===== Dataset extract =====

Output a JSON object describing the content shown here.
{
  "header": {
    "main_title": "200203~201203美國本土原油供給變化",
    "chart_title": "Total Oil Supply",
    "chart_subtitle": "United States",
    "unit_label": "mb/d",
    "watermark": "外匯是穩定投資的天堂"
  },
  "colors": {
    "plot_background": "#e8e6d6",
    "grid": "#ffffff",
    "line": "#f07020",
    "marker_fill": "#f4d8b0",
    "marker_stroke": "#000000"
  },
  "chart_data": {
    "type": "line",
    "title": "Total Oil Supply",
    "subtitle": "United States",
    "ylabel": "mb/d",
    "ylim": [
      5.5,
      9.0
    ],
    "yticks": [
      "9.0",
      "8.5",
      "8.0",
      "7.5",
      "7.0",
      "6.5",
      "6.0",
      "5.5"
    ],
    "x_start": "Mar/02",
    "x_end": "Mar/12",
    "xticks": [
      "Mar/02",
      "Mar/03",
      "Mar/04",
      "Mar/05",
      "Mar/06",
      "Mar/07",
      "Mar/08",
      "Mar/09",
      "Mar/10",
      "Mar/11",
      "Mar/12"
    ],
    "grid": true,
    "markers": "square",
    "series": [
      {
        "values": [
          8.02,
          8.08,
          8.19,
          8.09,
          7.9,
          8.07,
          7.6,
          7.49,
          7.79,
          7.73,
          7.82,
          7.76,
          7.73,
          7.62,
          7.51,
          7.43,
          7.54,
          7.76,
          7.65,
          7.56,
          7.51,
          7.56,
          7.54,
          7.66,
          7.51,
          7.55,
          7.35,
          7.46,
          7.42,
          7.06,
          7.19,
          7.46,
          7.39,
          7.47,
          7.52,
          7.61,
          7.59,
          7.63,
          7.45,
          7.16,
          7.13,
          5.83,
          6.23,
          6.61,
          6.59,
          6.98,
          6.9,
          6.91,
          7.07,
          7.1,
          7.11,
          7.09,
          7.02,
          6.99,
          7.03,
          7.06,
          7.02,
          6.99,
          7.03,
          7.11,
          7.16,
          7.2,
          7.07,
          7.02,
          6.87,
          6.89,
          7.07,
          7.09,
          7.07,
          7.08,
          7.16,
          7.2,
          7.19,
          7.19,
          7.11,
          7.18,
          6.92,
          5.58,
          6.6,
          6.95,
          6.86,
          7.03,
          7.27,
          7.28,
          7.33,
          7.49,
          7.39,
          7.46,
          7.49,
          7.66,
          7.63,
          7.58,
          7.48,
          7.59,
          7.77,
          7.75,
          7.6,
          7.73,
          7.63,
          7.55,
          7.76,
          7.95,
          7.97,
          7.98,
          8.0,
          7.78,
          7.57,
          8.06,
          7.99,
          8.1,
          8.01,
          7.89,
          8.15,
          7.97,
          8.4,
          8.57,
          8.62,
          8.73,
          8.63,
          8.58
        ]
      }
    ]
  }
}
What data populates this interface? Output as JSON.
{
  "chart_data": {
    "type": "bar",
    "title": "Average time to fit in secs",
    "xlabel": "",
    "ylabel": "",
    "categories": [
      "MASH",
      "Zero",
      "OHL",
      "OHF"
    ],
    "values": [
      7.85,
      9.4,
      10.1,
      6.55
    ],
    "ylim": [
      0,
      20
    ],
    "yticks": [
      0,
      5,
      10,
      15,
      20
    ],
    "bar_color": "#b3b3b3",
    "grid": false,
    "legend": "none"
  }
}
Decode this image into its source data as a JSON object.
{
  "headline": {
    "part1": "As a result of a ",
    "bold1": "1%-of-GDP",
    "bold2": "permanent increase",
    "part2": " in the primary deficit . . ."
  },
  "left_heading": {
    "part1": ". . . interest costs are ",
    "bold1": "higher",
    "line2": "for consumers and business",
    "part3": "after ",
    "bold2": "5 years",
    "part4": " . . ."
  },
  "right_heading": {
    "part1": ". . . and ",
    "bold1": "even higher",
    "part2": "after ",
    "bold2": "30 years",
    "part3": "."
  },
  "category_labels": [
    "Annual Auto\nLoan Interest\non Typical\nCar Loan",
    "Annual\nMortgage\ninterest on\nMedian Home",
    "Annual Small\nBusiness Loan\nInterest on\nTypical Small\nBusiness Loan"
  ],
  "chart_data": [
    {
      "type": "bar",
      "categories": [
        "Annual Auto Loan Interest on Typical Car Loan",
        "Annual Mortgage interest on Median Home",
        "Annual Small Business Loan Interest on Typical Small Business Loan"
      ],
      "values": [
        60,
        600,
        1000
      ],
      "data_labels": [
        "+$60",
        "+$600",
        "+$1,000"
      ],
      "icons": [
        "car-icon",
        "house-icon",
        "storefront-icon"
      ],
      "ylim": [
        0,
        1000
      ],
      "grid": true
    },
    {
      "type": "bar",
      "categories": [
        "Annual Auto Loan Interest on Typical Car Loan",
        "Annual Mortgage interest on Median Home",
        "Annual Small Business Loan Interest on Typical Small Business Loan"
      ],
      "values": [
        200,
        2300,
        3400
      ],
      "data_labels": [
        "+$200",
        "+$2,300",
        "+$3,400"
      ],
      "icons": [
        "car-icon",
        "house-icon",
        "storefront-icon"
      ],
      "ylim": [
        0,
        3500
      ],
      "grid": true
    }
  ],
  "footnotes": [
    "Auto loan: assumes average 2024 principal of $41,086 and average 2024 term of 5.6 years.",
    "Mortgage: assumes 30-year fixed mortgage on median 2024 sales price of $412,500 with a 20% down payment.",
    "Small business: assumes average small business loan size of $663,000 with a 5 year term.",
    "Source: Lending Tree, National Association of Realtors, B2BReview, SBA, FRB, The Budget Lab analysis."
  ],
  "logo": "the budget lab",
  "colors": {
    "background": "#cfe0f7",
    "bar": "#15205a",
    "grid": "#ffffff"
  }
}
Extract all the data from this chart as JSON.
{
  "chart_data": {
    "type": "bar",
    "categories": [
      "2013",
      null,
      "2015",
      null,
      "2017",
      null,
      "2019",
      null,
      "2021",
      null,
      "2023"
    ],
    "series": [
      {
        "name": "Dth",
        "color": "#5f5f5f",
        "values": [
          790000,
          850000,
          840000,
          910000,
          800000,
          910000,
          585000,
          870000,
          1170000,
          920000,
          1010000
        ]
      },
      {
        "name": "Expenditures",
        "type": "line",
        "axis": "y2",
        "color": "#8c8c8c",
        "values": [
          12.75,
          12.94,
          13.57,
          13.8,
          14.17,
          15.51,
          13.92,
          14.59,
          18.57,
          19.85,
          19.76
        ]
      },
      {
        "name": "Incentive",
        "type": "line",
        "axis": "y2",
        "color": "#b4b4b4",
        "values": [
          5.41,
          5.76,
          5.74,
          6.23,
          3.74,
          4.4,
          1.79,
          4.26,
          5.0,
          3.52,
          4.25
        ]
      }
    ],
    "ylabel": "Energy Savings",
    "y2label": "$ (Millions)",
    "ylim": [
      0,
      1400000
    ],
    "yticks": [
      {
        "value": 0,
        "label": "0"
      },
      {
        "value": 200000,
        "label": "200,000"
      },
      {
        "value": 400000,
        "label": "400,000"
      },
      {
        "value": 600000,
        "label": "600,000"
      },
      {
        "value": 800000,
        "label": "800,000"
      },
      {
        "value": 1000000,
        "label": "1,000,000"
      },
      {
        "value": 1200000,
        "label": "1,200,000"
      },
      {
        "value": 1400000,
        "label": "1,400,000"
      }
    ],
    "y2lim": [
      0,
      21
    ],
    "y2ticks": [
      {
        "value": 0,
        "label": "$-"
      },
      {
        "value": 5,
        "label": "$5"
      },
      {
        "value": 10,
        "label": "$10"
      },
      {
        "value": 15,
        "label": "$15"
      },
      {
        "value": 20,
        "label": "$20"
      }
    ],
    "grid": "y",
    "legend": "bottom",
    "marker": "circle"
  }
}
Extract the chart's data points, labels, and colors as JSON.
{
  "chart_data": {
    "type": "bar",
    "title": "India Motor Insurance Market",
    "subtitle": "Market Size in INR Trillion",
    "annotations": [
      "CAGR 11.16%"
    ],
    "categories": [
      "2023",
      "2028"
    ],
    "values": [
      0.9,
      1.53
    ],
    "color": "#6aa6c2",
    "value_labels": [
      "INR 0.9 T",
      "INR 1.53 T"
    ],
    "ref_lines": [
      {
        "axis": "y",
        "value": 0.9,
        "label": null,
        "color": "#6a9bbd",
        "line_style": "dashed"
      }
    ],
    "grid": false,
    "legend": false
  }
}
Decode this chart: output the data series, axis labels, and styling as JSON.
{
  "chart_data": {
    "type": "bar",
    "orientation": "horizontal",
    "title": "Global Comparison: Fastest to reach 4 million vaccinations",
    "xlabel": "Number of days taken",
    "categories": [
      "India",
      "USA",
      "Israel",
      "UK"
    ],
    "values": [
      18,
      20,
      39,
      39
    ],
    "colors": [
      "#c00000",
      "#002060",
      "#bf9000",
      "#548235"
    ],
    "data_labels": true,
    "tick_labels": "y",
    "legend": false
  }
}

=====

Pull out every line in the data above that has the word "object".

> Result for this exercise:
Output a JSON object describing the content shown here.
Decode this image into its source data as a JSON object.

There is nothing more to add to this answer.